### DIRECTIONS
Provide an exact reproduction of every entry.
=== INFORMATION PROVIDED ===
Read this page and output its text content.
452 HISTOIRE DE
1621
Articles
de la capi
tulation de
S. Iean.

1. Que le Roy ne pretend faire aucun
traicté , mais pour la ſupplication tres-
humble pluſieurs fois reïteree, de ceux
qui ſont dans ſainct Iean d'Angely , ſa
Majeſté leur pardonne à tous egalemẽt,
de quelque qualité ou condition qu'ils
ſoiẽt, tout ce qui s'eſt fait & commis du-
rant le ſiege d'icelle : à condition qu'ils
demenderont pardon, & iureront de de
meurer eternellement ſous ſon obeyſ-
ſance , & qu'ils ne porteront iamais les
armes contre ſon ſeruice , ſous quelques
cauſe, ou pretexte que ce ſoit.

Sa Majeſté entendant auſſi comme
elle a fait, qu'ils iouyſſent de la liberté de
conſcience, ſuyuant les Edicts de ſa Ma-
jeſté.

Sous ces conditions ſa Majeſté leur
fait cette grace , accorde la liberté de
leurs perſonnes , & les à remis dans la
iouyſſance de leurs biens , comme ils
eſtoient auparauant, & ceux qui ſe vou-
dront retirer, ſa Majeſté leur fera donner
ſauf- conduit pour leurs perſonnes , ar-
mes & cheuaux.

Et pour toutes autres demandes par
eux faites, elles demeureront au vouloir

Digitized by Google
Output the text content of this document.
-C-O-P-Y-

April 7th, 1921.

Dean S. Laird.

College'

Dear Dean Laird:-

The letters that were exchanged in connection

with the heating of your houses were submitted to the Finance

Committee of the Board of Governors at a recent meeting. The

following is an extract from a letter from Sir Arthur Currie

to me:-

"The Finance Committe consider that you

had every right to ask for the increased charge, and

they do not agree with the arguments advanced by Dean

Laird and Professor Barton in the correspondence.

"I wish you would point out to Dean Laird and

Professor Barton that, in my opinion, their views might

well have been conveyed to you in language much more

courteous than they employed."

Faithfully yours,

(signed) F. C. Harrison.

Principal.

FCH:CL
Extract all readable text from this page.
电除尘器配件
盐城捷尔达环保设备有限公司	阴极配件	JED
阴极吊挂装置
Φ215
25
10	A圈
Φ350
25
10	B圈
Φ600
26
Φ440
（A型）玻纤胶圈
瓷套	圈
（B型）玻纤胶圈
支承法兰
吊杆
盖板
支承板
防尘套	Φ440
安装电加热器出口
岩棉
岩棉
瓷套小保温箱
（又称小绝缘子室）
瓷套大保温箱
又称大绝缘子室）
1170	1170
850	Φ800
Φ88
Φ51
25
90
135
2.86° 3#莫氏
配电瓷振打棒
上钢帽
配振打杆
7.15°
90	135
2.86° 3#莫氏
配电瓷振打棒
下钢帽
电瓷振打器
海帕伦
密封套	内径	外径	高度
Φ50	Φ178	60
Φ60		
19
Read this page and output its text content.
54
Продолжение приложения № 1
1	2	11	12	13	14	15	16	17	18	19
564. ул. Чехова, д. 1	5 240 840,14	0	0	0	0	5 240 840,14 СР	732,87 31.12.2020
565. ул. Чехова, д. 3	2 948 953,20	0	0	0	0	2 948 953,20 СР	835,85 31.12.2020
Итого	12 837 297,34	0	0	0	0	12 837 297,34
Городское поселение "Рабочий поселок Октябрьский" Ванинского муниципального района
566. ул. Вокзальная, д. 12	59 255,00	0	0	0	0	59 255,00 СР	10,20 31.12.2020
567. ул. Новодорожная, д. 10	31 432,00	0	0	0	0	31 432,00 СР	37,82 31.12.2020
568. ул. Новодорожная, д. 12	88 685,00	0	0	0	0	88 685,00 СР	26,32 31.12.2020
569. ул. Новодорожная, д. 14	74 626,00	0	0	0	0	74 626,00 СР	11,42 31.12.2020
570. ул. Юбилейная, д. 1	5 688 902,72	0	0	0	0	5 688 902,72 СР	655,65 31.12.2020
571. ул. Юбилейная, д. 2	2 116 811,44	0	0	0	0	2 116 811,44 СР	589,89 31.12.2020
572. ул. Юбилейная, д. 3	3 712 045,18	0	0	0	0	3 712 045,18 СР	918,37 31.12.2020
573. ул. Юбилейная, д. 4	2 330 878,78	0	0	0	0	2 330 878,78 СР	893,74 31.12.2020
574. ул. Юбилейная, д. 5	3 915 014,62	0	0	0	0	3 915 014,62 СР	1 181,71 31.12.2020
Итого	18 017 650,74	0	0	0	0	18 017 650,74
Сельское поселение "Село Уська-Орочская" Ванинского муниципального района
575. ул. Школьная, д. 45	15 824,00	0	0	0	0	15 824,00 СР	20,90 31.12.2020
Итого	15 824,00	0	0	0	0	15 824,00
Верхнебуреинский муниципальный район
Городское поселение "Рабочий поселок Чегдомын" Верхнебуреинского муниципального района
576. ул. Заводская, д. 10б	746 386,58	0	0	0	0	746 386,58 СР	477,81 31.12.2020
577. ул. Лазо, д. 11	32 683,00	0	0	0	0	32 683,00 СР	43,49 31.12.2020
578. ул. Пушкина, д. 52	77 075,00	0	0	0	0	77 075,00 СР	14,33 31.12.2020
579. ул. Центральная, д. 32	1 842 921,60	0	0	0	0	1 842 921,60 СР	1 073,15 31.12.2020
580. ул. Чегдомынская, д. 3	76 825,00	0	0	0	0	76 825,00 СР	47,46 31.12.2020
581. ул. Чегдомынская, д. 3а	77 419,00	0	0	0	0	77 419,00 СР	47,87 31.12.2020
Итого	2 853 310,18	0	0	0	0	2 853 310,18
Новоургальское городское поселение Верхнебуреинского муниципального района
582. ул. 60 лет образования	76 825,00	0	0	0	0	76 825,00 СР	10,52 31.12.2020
===
### WRITTEN ANSWER
Read this page and output its text content.
452 HISTOIRE DE
1621
Articles
de la capi
tulation de
S. Iean.

1. Que le Roy ne pretend faire aucun
traicté , mais pour la ſupplication tres-
humble pluſieurs fois reïteree, de ceux
qui ſont dans ſainct Iean d'Angely , ſa
Majeſté leur pardonne à tous egalemẽt,
de quelque qualité ou condition qu'ils
ſoiẽt, tout ce qui s'eſt fait & commis du-
rant le ſiege d'icelle : à condition qu'ils
demenderont pardon, & iureront de de
meurer eternellement ſous ſon obeyſ-
ſance , & qu'ils ne porteront iamais les
armes contre ſon ſeruice , ſous quelques
cauſe, ou pretexte que ce ſoit.

Sa Majeſté entendant auſſi comme
elle a fait, qu'ils iouyſſent de la liberté de
conſcience, ſuyuant les Edicts de ſa Ma-
jeſté.

Sous ces conditions ſa Majeſté leur
fait cette grace , accorde la liberté de
leurs perſonnes , & les à remis dans la
iouyſſance de leurs biens , comme ils
eſtoient auparauant, & ceux qui ſe vou-
dront retirer, ſa Majeſté leur fera donner
ſauf- conduit pour leurs perſonnes , ar-
mes & cheuaux.

Et pour toutes autres demandes par
eux faites, elles demeureront au vouloir

Digitized by Google
Output the text content of this document.
-C-O-P-Y-

April 7th, 1921.

Dean S. Laird.

College'

Dear Dean Laird:-

The letters that were exchanged in connection

with the heating of your houses were submitted to the Finance

Committee of the Board of Governors at a recent meeting. The

following is an extract from a letter from Sir Arthur Currie

to me:-

"The Finance Committe consider that you

had every right to ask for the increased charge, and

they do not agree with the arguments advanced by Dean

Laird and Professor Barton in the correspondence.

"I wish you would point out to Dean Laird and

Professor Barton that, in my opinion, their views might

well have been conveyed to you in language much more

courteous than they employed."

Faithfully yours,

(signed) F. C. Harrison.

Principal.

FCH:CL
Extract all readable text from this page.
电除尘器配件
盐城捷尔达环保设备有限公司	阴极配件	JED
阴极吊挂装置
Φ215
25
10	A圈
Φ350
25
10	B圈
Φ600
26
Φ440
（A型）玻纤胶圈
瓷套	圈
（B型）玻纤胶圈
支承法兰
吊杆
盖板
支承板
防尘套	Φ440
安装电加热器出口
岩棉
岩棉
瓷套小保温箱
（又称小绝缘子室）
瓷套大保温箱
又称大绝缘子室）
1170	1170
850	Φ800
Φ88
Φ51
25
90
135
2.86° 3#莫氏
配电瓷振打棒
上钢帽
配振打杆
7.15°
90	135
2.86° 3#莫氏
配电瓷振打棒
下钢帽
电瓷振打器
海帕伦
密封套	内径	外径	高度
Φ50	Φ178	60
Φ60		
19
Read this page and output its text content.
54
Продолжение приложения № 1
1	2	11	12	13	14	15	16	17	18	19
564. ул. Чехова, д. 1	5 240 840,14	0	0	0	0	5 240 840,14 СР	732,87 31.12.2020
565. ул. Чехова, д. 3	2 948 953,20	0	0	0	0	2 948 953,20 СР	835,85 31.12.2020
Итого	12 837 297,34	0	0	0	0	12 837 297,34
Городское поселение "Рабочий поселок Октябрьский" Ванинского муниципального района
566. ул. Вокзальная, д. 12	59 255,00	0	0	0	0	59 255,00 СР	10,20 31.12.2020
567. ул. Новодорожная, д. 10	31 432,00	0	0	0	0	31 432,00 СР	37,82 31.12.2020
568. ул. Новодорожная, д. 12	88 685,00	0	0	0	0	88 685,00 СР	26,32 31.12.2020
569. ул. Новодорожная, д. 14	74 626,00	0	0	0	0	74 626,00 СР	11,42 31.12.2020
570. ул. Юбилейная, д. 1	5 688 902,72	0	0	0	0	5 688 902,72 СР	655,65 31.12.2020
571. ул. Юбилейная, д. 2	2 116 811,44	0	0	0	0	2 116 811,44 СР	589,89 31.12.2020
572. ул. Юбилейная, д. 3	3 712 045,18	0	0	0	0	3 712 045,18 СР	918,37 31.12.2020
573. ул. Юбилейная, д. 4	2 330 878,78	0	0	0	0	2 330 878,78 СР	893,74 31.12.2020
574. ул. Юбилейная, д. 5	3 915 014,62	0	0	0	0	3 915 014,62 СР	1 181,71 31.12.2020
Итого	18 017 650,74	0	0	0	0	18 017 650,74
Сельское поселение "Село Уська-Орочская" Ванинского муниципального района
575. ул. Школьная, д. 45	15 824,00	0	0	0	0	15 824,00 СР	20,90 31.12.2020
Итого	15 824,00	0	0	0	0	15 824,00
Верхнебуреинский муниципальный район
Городское поселение "Рабочий поселок Чегдомын" Верхнебуреинского муниципального района
576. ул. Заводская, д. 10б	746 386,58	0	0	0	0	746 386,58 СР	477,81 31.12.2020
577. ул. Лазо, д. 11	32 683,00	0	0	0	0	32 683,00 СР	43,49 31.12.2020
578. ул. Пушкина, д. 52	77 075,00	0	0	0	0	77 075,00 СР	14,33 31.12.2020
579. ул. Центральная, д. 32	1 842 921,60	0	0	0	0	1 842 921,60 СР	1 073,15 31.12.2020
580. ул. Чегдомынская, д. 3	76 825,00	0	0	0	0	76 825,00 СР	47,46 31.12.2020
581. ул. Чегдомынская, д. 3а	77 419,00	0	0	0	0	77 419,00 СР	47,87 31.12.2020
Итого	2 853 310,18	0	0	0	0	2 853 310,18
Новоургальское городское поселение Верхнебуреинского муниципального района
582. ул. 60 лет образования	76 825,00	0	0	0	0	76 825,00 СР	10,52 31.12.2020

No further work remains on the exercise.